Figure data in JSON:
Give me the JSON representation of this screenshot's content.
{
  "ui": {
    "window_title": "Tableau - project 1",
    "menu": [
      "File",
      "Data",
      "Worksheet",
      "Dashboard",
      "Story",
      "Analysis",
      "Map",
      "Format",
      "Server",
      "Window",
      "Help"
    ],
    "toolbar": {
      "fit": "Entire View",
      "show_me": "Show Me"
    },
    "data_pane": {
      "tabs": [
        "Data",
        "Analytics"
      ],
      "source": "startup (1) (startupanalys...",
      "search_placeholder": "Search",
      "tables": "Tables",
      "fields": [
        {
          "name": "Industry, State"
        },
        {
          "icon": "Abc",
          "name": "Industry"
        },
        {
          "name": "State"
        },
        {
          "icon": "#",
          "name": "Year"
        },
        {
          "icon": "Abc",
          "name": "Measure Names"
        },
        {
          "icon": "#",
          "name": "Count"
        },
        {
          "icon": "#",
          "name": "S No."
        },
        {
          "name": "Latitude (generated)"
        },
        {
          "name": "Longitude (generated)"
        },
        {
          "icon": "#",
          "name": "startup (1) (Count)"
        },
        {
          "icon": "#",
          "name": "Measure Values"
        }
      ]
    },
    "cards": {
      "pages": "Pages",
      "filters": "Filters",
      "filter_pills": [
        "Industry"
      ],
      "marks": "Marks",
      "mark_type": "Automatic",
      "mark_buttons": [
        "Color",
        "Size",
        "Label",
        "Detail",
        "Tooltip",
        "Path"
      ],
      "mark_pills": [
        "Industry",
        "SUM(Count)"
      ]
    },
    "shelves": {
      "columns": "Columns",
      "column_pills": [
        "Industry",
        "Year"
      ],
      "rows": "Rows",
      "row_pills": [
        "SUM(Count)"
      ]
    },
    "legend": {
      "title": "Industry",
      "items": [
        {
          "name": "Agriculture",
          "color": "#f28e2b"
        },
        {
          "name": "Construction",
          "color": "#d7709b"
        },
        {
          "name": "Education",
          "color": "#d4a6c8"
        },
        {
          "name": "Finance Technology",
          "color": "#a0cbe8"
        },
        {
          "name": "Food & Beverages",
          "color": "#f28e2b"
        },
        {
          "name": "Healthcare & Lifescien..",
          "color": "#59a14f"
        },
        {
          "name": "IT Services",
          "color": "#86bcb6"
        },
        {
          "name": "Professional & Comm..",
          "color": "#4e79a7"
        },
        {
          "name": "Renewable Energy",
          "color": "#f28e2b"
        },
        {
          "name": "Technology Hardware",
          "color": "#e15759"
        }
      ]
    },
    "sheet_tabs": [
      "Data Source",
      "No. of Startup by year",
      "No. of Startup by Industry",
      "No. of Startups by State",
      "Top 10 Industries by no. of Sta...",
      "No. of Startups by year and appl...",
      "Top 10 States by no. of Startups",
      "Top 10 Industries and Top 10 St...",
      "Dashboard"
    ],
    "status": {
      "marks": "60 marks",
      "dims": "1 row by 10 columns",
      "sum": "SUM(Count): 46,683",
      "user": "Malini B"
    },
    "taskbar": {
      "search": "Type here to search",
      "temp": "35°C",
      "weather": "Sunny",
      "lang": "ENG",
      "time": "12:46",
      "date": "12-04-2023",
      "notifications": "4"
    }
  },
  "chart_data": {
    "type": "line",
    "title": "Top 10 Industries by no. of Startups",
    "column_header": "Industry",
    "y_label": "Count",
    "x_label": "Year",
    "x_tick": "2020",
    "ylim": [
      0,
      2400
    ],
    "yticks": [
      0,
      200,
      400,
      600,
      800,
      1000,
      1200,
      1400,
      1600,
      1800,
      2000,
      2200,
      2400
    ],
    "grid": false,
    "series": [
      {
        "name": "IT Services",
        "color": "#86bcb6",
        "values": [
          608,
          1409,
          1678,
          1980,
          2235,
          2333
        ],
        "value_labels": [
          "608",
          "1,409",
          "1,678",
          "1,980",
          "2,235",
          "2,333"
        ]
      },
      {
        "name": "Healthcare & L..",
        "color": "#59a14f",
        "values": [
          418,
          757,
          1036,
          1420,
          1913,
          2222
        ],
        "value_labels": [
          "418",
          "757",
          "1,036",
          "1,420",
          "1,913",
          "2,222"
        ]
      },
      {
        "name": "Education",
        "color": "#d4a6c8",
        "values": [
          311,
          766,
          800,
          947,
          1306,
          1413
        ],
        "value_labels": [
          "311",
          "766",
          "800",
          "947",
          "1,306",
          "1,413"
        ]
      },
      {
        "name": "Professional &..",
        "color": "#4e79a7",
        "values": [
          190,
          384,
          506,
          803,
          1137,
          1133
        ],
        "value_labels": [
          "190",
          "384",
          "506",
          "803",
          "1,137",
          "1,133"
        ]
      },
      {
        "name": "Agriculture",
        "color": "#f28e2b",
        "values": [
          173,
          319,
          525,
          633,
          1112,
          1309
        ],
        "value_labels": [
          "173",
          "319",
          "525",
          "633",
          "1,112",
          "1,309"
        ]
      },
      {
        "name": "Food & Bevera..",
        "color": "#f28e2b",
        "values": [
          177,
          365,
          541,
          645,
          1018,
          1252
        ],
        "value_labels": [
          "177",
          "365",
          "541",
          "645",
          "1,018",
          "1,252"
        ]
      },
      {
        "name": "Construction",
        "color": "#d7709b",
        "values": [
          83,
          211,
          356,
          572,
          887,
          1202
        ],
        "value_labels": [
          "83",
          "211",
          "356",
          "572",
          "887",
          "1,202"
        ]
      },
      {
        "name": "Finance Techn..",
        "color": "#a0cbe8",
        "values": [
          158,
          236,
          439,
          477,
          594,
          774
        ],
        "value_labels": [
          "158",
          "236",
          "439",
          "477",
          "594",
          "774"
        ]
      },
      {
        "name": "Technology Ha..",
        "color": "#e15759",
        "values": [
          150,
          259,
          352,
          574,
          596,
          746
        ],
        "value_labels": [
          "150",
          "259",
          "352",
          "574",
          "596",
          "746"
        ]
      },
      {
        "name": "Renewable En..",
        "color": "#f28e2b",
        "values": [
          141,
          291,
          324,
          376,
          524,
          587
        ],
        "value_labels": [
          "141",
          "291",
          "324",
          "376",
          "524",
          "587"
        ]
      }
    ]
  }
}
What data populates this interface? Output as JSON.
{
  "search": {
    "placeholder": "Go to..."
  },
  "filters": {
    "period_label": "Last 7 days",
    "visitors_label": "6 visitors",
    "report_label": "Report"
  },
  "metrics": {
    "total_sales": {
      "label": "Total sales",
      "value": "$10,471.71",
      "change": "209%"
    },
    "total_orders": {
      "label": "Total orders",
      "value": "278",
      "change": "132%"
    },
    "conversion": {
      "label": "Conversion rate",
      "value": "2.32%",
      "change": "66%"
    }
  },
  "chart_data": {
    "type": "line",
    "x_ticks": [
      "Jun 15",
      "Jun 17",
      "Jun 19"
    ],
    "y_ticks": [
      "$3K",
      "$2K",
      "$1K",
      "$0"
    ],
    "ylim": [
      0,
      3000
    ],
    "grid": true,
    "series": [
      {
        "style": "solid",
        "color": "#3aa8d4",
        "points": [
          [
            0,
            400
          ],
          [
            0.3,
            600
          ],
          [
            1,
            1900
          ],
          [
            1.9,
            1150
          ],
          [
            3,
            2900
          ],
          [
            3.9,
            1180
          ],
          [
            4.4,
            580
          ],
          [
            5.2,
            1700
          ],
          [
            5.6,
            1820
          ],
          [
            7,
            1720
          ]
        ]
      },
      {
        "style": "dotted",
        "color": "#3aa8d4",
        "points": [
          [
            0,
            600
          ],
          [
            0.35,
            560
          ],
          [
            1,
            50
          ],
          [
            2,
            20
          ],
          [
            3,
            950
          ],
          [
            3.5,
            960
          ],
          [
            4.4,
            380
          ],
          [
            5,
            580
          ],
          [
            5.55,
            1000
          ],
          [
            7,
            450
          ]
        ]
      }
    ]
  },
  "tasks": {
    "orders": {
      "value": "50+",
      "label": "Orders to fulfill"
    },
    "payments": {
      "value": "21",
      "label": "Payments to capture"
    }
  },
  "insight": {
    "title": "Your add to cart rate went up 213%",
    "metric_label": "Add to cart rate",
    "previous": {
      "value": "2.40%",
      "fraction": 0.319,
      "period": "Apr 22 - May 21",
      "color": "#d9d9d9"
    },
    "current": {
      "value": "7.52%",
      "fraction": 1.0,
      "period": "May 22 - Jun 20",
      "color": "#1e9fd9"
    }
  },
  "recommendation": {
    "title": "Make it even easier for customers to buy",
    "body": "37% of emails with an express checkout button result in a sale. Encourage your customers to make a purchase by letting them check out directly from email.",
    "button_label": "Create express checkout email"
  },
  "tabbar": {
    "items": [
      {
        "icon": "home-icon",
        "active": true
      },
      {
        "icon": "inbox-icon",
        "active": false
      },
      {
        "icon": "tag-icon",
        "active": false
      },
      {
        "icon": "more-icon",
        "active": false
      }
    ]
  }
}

| WRITTEN EXERCISE |
Say how many lines above contain the string "Industry". Answer with the number only.

| RESPONSE TO THE EXERCISE |
8